== Do this ==
Pick out every line in the data below that holds "States".

== Information provided ==
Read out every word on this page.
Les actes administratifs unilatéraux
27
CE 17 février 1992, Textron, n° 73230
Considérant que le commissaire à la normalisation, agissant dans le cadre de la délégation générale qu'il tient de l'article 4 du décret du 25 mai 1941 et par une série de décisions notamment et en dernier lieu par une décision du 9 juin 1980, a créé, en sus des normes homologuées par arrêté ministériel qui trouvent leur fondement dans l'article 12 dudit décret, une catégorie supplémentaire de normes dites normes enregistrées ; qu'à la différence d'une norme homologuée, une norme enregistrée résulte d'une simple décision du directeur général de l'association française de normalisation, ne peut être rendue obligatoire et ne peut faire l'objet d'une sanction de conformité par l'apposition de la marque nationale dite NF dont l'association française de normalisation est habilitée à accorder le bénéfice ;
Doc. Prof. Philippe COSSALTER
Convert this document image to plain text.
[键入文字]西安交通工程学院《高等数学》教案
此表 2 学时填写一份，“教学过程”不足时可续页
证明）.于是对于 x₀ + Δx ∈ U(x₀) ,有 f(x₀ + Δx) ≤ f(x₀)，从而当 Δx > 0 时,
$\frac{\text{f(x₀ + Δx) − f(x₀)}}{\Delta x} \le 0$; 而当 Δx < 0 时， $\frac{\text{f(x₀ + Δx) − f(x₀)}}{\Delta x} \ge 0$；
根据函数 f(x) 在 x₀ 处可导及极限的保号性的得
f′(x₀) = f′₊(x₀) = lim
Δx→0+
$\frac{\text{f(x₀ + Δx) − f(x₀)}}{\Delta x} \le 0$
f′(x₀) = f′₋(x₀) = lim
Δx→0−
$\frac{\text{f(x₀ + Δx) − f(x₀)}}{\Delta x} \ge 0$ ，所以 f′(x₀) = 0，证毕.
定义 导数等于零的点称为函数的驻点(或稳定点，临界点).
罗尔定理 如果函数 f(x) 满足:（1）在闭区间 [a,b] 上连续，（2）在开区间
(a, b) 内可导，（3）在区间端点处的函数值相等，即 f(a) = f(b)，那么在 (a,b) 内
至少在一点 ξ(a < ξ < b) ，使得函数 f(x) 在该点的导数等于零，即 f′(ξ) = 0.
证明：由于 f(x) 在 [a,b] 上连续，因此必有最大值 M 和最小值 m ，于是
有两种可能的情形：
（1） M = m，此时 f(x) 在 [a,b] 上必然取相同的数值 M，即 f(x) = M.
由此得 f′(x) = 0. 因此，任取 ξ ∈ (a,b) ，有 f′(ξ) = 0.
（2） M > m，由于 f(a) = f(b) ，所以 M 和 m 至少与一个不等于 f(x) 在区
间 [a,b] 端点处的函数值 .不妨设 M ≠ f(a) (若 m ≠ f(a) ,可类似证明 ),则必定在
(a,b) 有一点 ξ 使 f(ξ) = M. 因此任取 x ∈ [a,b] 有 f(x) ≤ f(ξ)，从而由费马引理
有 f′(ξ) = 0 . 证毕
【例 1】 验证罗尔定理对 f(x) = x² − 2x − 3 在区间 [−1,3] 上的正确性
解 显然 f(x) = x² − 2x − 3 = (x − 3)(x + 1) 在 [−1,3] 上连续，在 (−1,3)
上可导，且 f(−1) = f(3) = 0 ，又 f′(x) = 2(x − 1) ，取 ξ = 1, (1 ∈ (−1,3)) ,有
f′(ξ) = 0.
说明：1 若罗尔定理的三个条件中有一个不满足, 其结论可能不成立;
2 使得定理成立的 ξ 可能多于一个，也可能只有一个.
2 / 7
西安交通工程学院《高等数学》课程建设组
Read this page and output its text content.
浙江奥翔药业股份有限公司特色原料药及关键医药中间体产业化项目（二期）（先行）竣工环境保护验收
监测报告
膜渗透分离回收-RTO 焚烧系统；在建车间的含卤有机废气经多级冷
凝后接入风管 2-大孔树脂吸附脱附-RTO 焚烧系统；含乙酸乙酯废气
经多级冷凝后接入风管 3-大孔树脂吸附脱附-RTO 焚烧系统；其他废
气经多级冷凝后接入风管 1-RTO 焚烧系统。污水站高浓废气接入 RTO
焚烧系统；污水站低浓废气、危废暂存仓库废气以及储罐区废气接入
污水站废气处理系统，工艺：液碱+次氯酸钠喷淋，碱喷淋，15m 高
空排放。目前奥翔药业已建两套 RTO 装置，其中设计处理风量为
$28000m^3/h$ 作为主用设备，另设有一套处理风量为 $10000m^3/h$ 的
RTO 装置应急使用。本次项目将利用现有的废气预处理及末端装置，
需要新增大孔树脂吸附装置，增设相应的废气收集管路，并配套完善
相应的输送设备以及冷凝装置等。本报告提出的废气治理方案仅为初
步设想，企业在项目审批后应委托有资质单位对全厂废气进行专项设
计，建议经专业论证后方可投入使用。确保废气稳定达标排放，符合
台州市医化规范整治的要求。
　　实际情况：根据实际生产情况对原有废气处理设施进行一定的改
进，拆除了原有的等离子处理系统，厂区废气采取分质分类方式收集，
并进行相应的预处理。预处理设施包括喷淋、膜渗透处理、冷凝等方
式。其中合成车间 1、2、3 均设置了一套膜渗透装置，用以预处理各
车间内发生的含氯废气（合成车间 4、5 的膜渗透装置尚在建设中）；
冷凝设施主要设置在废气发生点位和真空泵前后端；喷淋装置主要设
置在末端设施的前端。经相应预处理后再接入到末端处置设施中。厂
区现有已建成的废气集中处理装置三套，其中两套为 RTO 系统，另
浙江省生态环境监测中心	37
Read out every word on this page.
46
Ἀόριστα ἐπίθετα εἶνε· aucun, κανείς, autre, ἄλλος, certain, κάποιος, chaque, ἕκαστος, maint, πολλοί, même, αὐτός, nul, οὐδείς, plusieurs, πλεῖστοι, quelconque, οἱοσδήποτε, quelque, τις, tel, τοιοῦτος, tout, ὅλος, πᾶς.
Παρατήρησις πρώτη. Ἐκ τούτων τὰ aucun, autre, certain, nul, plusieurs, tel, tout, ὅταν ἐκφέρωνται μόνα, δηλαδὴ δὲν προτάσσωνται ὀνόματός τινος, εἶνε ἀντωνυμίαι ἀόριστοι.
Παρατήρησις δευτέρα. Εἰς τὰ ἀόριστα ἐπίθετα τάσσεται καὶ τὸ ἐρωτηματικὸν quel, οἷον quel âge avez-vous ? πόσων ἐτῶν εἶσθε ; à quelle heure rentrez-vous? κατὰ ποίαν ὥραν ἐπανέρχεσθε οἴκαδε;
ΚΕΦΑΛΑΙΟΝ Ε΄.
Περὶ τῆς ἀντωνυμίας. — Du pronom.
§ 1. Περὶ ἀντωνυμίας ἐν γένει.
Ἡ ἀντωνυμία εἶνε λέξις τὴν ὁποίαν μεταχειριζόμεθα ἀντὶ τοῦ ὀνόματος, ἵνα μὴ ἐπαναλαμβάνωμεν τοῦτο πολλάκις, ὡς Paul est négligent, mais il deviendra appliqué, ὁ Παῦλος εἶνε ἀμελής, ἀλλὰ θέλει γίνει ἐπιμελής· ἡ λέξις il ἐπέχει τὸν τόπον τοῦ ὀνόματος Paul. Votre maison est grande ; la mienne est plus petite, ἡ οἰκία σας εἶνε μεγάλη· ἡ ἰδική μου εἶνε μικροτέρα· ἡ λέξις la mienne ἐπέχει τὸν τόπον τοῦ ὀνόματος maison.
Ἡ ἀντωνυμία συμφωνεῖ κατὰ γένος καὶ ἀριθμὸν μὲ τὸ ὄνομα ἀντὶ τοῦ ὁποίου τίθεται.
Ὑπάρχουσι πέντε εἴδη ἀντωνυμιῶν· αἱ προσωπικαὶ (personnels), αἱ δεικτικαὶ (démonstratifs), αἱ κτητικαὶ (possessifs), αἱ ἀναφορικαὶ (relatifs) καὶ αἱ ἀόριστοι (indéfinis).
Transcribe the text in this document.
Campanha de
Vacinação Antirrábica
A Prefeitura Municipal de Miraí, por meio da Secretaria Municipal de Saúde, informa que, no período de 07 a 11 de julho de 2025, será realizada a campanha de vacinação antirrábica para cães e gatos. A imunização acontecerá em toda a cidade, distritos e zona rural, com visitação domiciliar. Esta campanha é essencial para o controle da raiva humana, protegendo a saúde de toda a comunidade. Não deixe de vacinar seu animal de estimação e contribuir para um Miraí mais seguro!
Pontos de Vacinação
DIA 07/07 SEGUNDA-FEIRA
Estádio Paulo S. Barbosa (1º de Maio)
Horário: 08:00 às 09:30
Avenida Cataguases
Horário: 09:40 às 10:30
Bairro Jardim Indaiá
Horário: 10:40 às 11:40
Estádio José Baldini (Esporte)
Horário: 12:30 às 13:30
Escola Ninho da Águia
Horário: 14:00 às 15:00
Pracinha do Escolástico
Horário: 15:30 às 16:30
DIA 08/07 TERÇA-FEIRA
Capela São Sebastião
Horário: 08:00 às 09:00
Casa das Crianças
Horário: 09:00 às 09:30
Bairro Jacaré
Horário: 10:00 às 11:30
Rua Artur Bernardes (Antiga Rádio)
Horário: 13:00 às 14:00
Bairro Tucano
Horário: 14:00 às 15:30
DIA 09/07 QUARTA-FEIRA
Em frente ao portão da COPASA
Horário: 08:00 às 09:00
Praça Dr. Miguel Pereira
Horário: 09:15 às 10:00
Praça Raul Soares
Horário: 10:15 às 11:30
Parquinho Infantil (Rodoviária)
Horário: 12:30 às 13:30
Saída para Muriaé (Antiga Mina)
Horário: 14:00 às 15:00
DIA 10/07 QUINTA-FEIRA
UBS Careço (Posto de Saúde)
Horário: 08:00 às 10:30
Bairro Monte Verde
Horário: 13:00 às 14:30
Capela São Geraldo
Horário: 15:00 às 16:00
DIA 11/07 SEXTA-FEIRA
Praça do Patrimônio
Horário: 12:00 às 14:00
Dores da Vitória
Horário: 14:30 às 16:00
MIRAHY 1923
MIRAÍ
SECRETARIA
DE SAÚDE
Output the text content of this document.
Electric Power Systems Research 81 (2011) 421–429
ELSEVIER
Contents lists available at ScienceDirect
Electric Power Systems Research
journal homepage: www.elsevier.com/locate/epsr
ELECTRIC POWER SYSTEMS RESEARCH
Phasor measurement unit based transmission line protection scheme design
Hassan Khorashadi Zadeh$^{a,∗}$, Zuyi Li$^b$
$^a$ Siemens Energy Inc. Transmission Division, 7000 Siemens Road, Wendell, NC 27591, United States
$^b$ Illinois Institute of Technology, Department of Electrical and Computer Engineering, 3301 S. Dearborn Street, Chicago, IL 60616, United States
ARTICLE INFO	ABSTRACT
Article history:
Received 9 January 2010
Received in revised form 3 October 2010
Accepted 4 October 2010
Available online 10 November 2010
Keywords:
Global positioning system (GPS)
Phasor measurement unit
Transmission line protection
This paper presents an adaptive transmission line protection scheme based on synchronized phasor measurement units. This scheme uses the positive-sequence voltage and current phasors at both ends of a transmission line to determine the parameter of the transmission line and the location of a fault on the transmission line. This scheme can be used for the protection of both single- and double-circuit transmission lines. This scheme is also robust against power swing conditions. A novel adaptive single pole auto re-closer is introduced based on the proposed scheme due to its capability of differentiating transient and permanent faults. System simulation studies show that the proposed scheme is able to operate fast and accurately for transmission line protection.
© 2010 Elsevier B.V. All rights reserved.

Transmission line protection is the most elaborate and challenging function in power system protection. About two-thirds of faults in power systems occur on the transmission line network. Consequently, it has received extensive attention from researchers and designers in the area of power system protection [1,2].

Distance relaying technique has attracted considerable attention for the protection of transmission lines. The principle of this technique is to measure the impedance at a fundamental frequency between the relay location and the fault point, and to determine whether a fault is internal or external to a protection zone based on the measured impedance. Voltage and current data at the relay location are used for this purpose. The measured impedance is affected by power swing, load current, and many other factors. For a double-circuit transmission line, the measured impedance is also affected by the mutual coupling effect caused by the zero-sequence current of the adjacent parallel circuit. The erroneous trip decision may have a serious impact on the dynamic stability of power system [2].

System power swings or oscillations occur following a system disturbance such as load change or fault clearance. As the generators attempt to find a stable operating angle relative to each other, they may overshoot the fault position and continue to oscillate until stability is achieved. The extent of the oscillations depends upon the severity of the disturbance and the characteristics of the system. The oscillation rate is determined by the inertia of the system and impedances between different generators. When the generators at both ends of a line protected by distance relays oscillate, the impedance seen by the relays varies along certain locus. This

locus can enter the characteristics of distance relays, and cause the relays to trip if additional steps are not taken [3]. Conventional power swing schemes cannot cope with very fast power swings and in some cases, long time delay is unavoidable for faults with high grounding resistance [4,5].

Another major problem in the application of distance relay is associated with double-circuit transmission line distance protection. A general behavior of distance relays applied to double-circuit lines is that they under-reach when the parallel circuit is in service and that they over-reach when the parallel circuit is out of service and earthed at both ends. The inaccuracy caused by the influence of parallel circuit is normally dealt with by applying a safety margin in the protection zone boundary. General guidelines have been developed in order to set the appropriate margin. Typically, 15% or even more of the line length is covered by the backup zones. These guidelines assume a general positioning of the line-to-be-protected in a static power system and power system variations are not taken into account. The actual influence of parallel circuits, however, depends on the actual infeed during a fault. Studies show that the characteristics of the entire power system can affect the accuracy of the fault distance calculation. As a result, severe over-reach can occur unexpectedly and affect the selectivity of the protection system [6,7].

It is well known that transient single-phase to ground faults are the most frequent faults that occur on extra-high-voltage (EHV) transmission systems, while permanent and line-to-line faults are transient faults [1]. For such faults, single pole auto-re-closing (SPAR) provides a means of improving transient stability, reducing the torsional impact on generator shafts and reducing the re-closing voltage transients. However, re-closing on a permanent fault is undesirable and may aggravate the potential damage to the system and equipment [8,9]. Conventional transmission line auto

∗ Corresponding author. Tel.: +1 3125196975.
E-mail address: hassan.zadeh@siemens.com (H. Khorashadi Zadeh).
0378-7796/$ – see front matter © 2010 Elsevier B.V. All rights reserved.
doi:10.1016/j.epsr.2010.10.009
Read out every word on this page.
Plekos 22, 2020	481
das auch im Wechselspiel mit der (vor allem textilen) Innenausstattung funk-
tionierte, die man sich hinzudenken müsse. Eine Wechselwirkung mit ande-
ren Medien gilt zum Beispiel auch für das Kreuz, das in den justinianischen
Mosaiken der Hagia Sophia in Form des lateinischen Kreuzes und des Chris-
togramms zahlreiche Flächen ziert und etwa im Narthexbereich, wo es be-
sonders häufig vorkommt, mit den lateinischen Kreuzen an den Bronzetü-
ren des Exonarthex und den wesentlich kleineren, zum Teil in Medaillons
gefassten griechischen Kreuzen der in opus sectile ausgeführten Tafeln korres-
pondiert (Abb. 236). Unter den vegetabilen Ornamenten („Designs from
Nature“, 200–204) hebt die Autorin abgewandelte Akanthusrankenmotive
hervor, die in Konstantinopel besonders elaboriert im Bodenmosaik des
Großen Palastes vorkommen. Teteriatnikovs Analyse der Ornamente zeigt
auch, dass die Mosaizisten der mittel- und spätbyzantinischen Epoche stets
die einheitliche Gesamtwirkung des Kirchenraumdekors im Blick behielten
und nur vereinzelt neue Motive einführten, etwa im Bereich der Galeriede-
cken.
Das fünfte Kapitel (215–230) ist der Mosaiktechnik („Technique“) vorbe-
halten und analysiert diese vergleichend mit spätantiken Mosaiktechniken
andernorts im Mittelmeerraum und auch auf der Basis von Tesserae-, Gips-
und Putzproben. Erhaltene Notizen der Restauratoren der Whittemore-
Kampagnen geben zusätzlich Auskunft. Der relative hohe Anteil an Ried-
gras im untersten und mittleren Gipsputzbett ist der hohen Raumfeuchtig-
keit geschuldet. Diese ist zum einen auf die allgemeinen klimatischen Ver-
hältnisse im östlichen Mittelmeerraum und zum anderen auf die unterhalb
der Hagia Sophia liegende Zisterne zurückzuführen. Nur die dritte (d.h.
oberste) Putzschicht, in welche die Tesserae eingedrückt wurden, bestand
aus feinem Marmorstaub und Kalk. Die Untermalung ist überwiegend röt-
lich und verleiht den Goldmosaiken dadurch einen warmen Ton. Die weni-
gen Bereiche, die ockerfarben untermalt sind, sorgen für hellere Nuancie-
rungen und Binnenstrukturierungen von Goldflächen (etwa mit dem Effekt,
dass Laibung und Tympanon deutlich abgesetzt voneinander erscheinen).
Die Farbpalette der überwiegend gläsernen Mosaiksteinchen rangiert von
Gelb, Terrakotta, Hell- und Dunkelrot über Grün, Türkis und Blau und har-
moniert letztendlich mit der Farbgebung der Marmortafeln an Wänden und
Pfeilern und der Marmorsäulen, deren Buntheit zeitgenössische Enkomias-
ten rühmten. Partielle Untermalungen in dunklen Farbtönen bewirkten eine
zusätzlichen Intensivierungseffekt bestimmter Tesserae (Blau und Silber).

== The output ==
$^a$ Siemens Energy Inc. Transmission Division, 7000 Siemens Road, Wendell, NC 27591, United States
$^b$ Illinois Institute of Technology, Department of Electrical and Computer Engineering, 3301 S. Dearborn Street, Chicago, IL 60616, United States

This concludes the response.